What to work on
Extract, from the listing that follows, each line containing the word "Server".

Material for the task
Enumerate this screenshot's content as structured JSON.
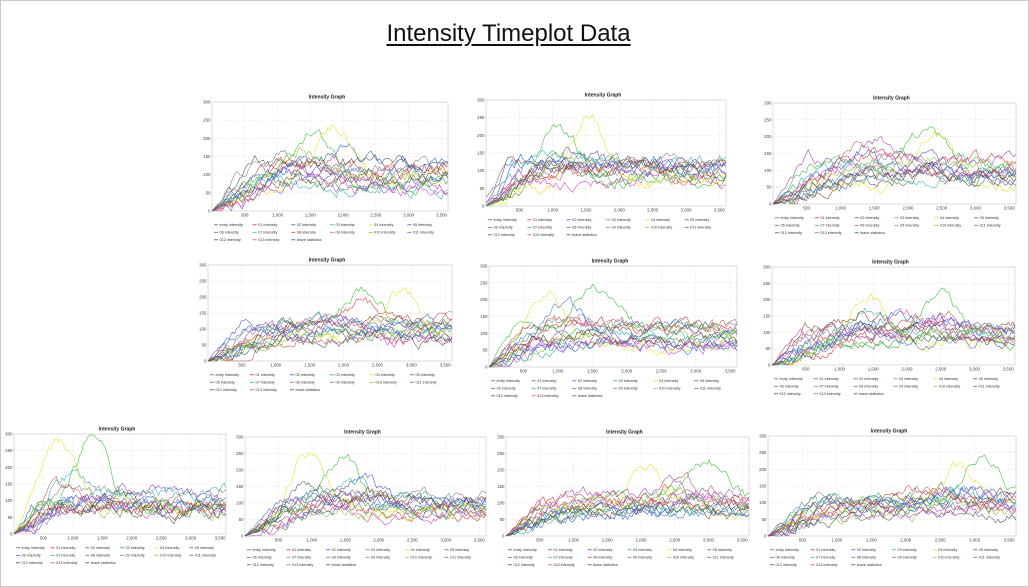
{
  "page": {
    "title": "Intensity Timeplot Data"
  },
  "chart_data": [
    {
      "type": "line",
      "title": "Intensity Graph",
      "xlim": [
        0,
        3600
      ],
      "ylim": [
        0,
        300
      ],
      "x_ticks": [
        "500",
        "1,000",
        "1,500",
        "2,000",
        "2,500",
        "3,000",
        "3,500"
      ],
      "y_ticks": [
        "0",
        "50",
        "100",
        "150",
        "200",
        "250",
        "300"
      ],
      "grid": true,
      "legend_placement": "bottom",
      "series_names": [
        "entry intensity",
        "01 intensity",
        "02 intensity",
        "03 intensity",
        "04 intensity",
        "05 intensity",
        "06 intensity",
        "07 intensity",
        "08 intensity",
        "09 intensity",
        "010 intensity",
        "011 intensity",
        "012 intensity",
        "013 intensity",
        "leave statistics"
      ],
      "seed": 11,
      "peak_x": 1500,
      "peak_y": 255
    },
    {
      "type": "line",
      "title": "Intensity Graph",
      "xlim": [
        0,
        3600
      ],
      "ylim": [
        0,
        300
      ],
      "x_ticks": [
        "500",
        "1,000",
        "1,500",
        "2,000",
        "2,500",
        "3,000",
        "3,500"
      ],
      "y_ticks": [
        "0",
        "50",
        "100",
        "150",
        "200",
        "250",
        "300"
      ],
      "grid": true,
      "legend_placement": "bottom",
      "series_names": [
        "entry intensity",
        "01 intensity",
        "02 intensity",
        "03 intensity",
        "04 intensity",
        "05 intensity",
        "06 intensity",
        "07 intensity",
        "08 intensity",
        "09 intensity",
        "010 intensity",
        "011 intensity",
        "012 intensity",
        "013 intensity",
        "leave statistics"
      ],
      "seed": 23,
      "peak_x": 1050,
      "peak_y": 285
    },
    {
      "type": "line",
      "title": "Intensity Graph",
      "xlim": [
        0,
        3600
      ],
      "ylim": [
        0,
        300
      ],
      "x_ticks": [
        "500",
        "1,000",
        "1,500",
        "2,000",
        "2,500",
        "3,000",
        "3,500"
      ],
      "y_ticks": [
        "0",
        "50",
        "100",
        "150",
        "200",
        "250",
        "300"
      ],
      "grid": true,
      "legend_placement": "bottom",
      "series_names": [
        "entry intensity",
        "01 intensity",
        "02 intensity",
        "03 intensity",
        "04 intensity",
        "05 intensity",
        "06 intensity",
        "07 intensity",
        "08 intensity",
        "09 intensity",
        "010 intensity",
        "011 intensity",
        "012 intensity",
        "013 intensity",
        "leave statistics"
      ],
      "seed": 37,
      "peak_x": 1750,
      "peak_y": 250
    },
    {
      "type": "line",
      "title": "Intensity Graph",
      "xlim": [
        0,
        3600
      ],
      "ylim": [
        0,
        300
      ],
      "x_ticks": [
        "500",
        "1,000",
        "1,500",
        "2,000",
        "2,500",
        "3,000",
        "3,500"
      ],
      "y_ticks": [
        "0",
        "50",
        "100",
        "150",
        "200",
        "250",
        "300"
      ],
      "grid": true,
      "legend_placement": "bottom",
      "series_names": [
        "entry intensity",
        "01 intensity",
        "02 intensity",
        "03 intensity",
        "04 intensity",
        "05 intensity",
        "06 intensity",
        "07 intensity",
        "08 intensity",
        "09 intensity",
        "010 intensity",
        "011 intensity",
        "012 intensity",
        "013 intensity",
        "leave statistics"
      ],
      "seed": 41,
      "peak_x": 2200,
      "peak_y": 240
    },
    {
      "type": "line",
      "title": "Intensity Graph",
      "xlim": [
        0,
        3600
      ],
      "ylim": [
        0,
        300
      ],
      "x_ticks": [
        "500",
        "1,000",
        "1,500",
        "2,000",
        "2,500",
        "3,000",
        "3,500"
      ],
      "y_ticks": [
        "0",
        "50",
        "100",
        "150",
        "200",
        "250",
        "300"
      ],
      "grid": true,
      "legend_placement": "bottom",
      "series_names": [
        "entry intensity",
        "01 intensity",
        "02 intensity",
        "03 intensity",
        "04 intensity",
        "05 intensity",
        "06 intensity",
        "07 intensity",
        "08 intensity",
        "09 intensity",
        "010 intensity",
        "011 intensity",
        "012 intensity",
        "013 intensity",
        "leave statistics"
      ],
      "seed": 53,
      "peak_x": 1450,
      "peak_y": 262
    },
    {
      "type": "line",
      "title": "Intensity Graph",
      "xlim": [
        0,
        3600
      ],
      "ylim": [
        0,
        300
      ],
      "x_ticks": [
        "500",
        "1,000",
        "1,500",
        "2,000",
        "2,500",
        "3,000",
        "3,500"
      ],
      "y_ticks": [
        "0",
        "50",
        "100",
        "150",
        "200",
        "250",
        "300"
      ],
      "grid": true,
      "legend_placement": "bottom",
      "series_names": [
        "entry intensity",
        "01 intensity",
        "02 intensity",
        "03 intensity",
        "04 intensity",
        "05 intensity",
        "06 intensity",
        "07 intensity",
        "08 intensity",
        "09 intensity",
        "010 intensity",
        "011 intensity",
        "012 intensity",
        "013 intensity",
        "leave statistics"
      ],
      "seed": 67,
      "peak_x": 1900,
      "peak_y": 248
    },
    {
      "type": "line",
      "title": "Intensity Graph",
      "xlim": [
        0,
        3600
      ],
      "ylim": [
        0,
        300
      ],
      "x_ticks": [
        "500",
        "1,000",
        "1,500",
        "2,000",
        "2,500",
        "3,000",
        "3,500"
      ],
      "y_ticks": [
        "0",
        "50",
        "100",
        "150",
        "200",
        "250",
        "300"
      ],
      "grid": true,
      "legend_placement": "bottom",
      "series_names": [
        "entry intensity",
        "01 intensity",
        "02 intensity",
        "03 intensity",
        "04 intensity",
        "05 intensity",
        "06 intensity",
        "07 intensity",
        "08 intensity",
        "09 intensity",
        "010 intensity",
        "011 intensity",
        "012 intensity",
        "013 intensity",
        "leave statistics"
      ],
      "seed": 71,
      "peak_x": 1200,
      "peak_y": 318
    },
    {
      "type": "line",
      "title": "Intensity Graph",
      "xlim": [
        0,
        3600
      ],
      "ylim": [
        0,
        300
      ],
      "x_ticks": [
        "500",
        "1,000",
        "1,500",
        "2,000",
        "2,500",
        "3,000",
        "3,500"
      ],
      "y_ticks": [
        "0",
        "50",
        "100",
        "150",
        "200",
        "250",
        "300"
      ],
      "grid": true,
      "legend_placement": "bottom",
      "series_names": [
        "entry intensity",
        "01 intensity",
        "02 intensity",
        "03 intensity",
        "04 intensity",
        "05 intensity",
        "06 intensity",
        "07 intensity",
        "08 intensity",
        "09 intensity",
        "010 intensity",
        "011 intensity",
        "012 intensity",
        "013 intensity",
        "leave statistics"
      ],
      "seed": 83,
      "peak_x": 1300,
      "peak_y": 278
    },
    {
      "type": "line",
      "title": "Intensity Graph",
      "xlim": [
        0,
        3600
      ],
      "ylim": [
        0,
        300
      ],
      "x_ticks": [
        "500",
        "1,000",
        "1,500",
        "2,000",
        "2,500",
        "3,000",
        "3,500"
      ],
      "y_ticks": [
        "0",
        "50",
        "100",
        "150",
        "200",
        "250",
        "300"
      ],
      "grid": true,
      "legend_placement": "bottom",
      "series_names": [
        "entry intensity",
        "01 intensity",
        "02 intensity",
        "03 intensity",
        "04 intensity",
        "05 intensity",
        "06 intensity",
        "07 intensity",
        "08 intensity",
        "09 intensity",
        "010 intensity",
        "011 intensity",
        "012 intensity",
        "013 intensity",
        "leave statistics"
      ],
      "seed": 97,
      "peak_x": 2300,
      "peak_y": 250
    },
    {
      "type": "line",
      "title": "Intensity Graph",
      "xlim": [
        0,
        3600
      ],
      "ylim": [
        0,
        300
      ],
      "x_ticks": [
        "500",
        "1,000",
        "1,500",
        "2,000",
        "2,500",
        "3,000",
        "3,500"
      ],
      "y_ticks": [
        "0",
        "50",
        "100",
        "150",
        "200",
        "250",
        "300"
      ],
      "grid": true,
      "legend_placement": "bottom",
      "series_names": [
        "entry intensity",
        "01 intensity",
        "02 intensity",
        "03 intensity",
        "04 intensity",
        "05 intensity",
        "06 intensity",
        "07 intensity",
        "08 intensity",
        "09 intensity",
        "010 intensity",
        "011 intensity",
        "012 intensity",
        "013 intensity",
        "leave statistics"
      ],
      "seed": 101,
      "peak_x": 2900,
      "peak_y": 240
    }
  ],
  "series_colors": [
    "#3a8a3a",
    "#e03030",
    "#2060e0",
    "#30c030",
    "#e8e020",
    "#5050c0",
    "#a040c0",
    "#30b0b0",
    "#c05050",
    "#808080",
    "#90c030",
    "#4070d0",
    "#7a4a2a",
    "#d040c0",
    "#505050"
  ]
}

...

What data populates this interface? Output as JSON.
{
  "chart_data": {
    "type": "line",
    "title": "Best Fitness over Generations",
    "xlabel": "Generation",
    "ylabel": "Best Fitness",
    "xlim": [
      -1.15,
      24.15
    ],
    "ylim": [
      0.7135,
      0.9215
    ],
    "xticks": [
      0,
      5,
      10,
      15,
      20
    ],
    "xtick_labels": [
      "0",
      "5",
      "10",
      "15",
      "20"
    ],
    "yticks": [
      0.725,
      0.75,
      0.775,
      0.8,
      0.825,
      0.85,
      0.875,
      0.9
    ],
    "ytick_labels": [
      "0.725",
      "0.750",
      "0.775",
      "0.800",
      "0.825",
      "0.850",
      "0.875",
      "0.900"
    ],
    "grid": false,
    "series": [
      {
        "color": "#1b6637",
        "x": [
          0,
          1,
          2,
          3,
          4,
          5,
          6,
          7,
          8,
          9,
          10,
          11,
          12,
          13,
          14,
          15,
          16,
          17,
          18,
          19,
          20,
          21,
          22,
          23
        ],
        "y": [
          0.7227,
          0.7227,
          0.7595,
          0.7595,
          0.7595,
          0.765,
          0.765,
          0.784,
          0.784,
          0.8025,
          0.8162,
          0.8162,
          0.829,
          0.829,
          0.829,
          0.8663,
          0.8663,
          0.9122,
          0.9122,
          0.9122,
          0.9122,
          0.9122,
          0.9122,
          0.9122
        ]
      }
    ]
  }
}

* * *

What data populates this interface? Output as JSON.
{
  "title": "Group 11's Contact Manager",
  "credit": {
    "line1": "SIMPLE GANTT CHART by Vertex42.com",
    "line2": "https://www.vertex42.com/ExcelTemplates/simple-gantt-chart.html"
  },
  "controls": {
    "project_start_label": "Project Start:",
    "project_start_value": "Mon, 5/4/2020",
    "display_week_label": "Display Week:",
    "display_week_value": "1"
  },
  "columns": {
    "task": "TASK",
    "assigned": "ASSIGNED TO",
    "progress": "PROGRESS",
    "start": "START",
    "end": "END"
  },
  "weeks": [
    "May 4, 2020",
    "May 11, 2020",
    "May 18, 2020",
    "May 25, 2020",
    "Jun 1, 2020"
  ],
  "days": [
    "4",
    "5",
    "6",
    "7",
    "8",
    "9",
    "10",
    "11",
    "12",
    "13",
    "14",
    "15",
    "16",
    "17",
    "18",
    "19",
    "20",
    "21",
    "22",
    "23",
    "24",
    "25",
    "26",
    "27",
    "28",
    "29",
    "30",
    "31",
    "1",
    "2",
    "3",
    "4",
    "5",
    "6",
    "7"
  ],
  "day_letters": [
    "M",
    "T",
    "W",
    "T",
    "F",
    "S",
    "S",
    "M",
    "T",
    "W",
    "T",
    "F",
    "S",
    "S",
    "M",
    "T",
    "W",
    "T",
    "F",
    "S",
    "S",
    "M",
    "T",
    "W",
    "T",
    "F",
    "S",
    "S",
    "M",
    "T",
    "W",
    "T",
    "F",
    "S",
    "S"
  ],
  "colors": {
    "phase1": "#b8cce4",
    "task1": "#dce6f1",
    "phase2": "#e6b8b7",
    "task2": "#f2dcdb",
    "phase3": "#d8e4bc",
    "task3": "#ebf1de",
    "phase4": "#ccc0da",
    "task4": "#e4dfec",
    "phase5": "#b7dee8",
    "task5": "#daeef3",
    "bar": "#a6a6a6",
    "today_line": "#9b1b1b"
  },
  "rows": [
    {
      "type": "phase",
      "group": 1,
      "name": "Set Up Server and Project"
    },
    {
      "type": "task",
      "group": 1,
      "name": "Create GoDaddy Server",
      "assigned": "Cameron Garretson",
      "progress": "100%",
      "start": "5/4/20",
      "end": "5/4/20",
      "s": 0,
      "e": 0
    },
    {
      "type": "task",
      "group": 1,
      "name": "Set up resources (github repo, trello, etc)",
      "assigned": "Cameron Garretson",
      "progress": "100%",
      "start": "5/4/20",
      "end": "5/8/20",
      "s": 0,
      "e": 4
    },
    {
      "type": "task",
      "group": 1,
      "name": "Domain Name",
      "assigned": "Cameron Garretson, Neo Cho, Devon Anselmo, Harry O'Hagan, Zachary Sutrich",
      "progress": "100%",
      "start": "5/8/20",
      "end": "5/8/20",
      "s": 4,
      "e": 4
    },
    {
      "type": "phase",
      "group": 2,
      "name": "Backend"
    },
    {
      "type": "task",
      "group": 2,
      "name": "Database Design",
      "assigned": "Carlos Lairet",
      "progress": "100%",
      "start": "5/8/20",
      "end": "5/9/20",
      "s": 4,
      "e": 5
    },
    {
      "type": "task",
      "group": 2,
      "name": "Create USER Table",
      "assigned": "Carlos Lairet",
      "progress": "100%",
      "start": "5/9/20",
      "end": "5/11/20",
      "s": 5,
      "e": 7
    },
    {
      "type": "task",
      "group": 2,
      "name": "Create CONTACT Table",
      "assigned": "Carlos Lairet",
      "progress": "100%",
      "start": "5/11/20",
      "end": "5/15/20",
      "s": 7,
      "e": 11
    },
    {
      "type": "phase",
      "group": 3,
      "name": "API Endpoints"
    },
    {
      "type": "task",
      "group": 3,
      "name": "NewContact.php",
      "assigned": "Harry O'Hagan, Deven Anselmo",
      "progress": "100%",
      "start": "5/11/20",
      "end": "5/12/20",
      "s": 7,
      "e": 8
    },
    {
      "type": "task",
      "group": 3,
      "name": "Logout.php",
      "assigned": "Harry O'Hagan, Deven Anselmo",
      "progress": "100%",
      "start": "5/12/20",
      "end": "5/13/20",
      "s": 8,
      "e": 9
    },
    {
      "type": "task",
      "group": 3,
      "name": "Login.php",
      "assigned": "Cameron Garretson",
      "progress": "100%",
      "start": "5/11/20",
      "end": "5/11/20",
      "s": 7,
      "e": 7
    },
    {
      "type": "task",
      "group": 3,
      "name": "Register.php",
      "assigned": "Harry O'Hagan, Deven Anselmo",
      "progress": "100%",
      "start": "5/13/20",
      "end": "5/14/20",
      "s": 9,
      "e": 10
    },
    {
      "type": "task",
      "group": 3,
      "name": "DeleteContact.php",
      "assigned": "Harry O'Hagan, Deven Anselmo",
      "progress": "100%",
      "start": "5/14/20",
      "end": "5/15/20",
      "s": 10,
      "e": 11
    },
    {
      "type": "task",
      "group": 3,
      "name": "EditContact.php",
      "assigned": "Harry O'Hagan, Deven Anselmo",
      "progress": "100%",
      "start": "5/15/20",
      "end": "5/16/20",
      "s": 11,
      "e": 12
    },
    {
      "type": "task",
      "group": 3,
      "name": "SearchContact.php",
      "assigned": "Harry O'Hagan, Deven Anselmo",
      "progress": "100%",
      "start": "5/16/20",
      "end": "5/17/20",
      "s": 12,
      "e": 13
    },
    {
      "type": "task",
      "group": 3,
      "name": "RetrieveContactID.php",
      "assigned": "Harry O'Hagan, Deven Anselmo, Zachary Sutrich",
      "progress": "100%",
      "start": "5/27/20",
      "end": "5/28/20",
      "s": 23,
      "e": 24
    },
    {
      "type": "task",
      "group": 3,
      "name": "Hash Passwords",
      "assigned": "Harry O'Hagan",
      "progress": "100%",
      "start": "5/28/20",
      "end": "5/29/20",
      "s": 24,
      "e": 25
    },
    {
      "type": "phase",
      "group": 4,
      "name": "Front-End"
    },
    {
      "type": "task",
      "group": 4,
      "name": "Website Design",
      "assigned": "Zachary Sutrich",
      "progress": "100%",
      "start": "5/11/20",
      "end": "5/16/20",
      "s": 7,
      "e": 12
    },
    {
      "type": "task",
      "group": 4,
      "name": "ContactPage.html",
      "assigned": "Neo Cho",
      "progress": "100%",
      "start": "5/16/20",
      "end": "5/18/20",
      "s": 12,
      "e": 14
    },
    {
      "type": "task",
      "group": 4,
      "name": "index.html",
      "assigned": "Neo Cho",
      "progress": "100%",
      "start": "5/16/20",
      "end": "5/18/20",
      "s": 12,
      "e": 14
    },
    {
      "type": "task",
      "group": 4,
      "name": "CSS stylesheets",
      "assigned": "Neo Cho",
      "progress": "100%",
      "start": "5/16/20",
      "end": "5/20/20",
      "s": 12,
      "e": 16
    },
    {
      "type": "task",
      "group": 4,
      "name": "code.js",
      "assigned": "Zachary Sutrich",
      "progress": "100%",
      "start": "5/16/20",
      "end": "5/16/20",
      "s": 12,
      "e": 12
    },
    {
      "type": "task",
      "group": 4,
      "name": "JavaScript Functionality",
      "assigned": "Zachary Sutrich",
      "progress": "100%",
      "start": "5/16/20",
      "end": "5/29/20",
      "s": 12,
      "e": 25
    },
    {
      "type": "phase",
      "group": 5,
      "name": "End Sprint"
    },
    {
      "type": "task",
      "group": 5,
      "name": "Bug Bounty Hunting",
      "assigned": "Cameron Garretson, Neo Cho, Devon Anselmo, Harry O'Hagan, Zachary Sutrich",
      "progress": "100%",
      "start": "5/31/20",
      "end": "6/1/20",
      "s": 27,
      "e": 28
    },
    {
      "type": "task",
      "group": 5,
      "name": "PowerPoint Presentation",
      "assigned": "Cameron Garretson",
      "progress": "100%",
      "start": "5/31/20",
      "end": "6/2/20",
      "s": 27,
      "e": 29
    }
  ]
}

Result below
      "name": "Set Up Server and Project"
      "name": "Create GoDaddy Server",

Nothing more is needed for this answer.